WORK REQUIRED. Would you extract the whole listing below and retype it exactly?

SOURCE DATA.
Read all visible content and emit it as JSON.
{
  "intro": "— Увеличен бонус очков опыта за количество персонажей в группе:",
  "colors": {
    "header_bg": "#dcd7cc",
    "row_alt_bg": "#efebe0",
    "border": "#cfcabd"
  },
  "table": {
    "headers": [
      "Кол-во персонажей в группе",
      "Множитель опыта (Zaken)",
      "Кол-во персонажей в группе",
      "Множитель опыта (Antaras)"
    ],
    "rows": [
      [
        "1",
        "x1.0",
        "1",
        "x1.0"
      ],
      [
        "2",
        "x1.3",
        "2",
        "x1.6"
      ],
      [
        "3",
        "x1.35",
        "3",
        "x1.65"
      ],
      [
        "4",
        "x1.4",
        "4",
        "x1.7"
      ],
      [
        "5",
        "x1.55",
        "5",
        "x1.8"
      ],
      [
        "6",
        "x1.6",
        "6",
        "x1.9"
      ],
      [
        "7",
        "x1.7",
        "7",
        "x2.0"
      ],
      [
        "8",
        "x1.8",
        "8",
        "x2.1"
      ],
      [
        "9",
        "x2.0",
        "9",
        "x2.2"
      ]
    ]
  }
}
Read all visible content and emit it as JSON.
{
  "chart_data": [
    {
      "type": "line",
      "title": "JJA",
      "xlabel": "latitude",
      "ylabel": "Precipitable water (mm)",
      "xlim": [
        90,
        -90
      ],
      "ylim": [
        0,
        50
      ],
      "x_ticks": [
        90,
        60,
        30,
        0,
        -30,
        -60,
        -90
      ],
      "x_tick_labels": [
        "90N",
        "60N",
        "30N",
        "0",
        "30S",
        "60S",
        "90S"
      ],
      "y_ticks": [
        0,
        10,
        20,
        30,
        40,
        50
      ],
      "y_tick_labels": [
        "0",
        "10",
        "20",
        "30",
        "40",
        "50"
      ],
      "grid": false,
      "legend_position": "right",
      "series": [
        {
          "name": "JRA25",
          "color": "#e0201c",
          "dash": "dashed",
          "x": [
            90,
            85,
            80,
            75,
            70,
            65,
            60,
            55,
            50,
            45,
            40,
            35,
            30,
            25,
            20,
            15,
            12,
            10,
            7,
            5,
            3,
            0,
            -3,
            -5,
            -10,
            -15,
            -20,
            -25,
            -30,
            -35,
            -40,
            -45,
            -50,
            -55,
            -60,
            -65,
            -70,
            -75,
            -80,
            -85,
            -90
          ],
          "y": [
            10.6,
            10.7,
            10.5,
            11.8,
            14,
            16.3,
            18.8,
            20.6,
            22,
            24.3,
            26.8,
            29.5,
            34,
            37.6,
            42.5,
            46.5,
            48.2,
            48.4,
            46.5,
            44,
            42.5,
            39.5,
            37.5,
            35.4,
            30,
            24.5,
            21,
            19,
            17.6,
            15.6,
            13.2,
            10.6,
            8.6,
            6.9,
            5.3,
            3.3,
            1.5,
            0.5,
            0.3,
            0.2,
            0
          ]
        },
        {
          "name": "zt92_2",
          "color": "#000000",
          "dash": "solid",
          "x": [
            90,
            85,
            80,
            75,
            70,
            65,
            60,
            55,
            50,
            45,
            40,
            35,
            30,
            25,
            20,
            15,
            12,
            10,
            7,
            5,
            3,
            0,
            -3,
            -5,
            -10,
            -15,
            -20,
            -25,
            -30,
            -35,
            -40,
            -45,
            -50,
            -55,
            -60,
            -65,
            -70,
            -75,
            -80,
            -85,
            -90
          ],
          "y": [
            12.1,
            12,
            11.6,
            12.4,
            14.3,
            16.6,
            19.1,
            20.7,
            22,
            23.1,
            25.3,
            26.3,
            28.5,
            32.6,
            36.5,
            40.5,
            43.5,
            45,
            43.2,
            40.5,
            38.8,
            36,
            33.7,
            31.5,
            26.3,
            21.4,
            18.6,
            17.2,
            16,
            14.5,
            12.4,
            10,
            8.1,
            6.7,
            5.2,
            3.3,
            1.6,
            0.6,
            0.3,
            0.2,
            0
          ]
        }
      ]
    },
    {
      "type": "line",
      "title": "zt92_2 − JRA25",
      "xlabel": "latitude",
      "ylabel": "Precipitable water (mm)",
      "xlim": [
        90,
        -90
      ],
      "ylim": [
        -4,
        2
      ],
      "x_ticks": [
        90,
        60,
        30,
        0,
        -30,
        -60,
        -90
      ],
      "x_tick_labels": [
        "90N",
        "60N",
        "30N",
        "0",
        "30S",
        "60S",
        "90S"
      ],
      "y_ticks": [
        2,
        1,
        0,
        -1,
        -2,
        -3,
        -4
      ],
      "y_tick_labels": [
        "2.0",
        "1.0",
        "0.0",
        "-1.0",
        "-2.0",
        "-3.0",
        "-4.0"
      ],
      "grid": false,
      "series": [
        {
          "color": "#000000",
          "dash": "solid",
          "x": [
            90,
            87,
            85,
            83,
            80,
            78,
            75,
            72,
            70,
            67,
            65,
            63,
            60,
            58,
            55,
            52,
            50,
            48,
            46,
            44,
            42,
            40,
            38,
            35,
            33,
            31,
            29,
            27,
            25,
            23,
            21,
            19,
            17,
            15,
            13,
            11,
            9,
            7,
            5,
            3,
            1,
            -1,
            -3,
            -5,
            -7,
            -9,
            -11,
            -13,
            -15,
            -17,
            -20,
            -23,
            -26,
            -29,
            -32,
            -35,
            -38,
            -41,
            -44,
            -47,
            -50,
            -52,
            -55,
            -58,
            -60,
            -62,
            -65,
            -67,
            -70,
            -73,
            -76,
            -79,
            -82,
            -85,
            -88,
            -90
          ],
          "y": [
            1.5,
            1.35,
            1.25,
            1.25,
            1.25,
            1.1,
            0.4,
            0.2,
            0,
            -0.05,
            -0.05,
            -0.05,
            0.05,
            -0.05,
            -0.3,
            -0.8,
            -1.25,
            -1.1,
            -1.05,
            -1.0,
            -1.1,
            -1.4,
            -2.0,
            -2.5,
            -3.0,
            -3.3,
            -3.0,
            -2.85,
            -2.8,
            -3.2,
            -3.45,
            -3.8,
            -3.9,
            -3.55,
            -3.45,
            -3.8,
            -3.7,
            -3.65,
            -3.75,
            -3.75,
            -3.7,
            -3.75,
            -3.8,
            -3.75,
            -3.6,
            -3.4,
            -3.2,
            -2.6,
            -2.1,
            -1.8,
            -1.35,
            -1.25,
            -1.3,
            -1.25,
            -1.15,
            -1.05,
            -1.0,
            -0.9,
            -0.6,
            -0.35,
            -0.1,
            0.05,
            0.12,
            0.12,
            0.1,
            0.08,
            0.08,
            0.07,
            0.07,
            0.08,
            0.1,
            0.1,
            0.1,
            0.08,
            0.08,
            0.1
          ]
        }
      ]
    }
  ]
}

ANSWER TO THE PROBLEM.
Read all visible content and emit it as JSON.
{
  "intro": "— Увеличен бонус очков опыта за количество персонажей в группе:",
  "colors": {
    "header_bg": "#dcd7cc",
    "row_alt_bg": "#efebe0",
    "border": "#cfcabd"
  },
  "table": {
    "headers": [
      "Кол-во персонажей в группе",
      "Множитель опыта (Zaken)",
      "Кол-во персонажей в группе",
      "Множитель опыта (Antaras)"
    ],
    "rows": [
      [
        "1",
        "x1.0",
        "1",
        "x1.0"
      ],
      [
        "2",
        "x1.3",
        "2",
        "x1.6"
      ],
      [
        "3",
        "x1.35",
        "3",
        "x1.65"
      ],
      [
        "4",
        "x1.4",
        "4",
        "x1.7"
      ],
      [
        "5",
        "x1.55",
        "5",
        "x1.8"
      ],
      [
        "6",
        "x1.6",
        "6",
        "x1.9"
      ],
      [
        "7",
        "x1.7",
        "7",
        "x2.0"
      ],
      [
        "8",
        "x1.8",
        "8",
        "x2.1"
      ],
      [
        "9",
        "x2.0",
        "9",
        "x2.2"
      ]
    ]
  }
}
Read all visible content and emit it as JSON.
{
  "chart_data": [
    {
      "type": "line",
      "title": "JJA",
      "xlabel": "latitude",
      "ylabel": "Precipitable water (mm)",
      "xlim": [
        90,
        -90
      ],
      "ylim": [
        0,
        50
      ],
      "x_ticks": [
        90,
        60,
        30,
        0,
        -30,
        -60,
        -90
      ],
      "x_tick_labels": [
        "90N",
        "60N",
        "30N",
        "0",
        "30S",
        "60S",
        "90S"
      ],
      "y_ticks": [
        0,
        10,
        20,
        30,
        40,
        50
      ],
      "y_tick_labels": [
        "0",
        "10",
        "20",
        "30",
        "40",
        "50"
      ],
      "grid": false,
      "legend_position": "right",
      "series": [
        {
          "name": "JRA25",
          "color": "#e0201c",
          "dash": "dashed",
          "x": [
            90,
            85,
            80,
            75,
            70,
            65,
            60,
            55,
            50,
            45,
            40,
            35,
            30,
            25,
            20,
            15,
            12,
            10,
            7,
            5,
            3,
            0,
            -3,
            -5,
            -10,
            -15,
            -20,
            -25,
            -30,
            -35,
            -40,
            -45,
            -50,
            -55,
            -60,
            -65,
            -70,
            -75,
            -80,
            -85,
            -90
          ],
          "y": [
            10.6,
            10.7,
            10.5,
            11.8,
            14,
            16.3,
            18.8,
            20.6,
            22,
            24.3,
            26.8,
            29.5,
            34,
            37.6,
            42.5,
            46.5,
            48.2,
            48.4,
            46.5,
            44,
            42.5,
            39.5,
            37.5,
            35.4,
            30,
            24.5,
            21,
            19,
            17.6,
            15.6,
            13.2,
            10.6,
            8.6,
            6.9,
            5.3,
            3.3,
            1.5,
            0.5,
            0.3,
            0.2,
            0
          ]
        },
        {
          "name": "zt92_2",
          "color": "#000000",
          "dash": "solid",
          "x": [
            90,
            85,
            80,
            75,
            70,
            65,
            60,
            55,
            50,
            45,
            40,
            35,
            30,
            25,
            20,
            15,
            12,
            10,
            7,
            5,
            3,
            0,
            -3,
            -5,
            -10,
            -15,
            -20,
            -25,
            -30,
            -35,
            -40,
            -45,
            -50,
            -55,
            -60,
            -65,
            -70,
            -75,
            -80,
            -85,
            -90
          ],
          "y": [
            12.1,
            12,
            11.6,
            12.4,
            14.3,
            16.6,
            19.1,
            20.7,
            22,
            23.1,
            25.3,
            26.3,
            28.5,
            32.6,
            36.5,
            40.5,
            43.5,
            45,
            43.2,
            40.5,
            38.8,
            36,
            33.7,
            31.5,
            26.3,
            21.4,
            18.6,
            17.2,
            16,
            14.5,
            12.4,
            10,
            8.1,
            6.7,
            5.2,
            3.3,
            1.6,
            0.6,
            0.3,
            0.2,
            0
          ]
        }
      ]
    },
    {
      "type": "line",
      "title": "zt92_2 − JRA25",
      "xlabel": "latitude",
      "ylabel": "Precipitable water (mm)",
      "xlim": [
        90,
        -90
      ],
      "ylim": [
        -4,
        2
      ],
      "x_ticks": [
        90,
        60,
        30,
        0,
        -30,
        -60,
        -90
      ],
      "x_tick_labels": [
        "90N",
        "60N",
        "30N",
        "0",
        "30S",
        "60S",
        "90S"
      ],
      "y_ticks": [
        2,
        1,
        0,
        -1,
        -2,
        -3,
        -4
      ],
      "y_tick_labels": [
        "2.0",
        "1.0",
        "0.0",
        "-1.0",
        "-2.0",
        "-3.0",
        "-4.0"
      ],
      "grid": false,
      "series": [
        {
          "color": "#000000",
          "dash": "solid",
          "x": [
            90,
            87,
            85,
            83,
            80,
            78,
            75,
            72,
            70,
            67,
            65,
            63,
            60,
            58,
            55,
            52,
            50,
            48,
            46,
            44,
            42,
            40,
            38,
            35,
            33,
            31,
            29,
            27,
            25,
            23,
            21,
            19,
            17,
            15,
            13,
            11,
            9,
            7,
            5,
            3,
            1,
            -1,
            -3,
            -5,
            -7,
            -9,
            -11,
            -13,
            -15,
            -17,
            -20,
            -23,
            -26,
            -29,
            -32,
            -35,
            -38,
            -41,
            -44,
            -47,
            -50,
            -52,
            -55,
            -58,
            -60,
            -62,
            -65,
            -67,
            -70,
            -73,
            -76,
            -79,
            -82,
            -85,
            -88,
            -90
          ],
          "y": [
            1.5,
            1.35,
            1.25,
            1.25,
            1.25,
            1.1,
            0.4,
            0.2,
            0,
            -0.05,
            -0.05,
            -0.05,
            0.05,
            -0.05,
            -0.3,
            -0.8,
            -1.25,
            -1.1,
            -1.05,
            -1.0,
            -1.1,
            -1.4,
            -2.0,
            -2.5,
            -3.0,
            -3.3,
            -3.0,
            -2.85,
            -2.8,
            -3.2,
            -3.45,
            -3.8,
            -3.9,
            -3.55,
            -3.45,
            -3.8,
            -3.7,
            -3.65,
            -3.75,
            -3.75,
            -3.7,
            -3.75,
            -3.8,
            -3.75,
            -3.6,
            -3.4,
            -3.2,
            -2.6,
            -2.1,
            -1.8,
            -1.35,
            -1.25,
            -1.3,
            -1.25,
            -1.15,
            -1.05,
            -1.0,
            -0.9,
            -0.6,
            -0.35,
            -0.1,
            0.05,
            0.12,
            0.12,
            0.1,
            0.08,
            0.08,
            0.07,
            0.07,
            0.08,
            0.1,
            0.1,
            0.1,
            0.08,
            0.08,
            0.1
          ]
        }
      ]
    }
  ]
}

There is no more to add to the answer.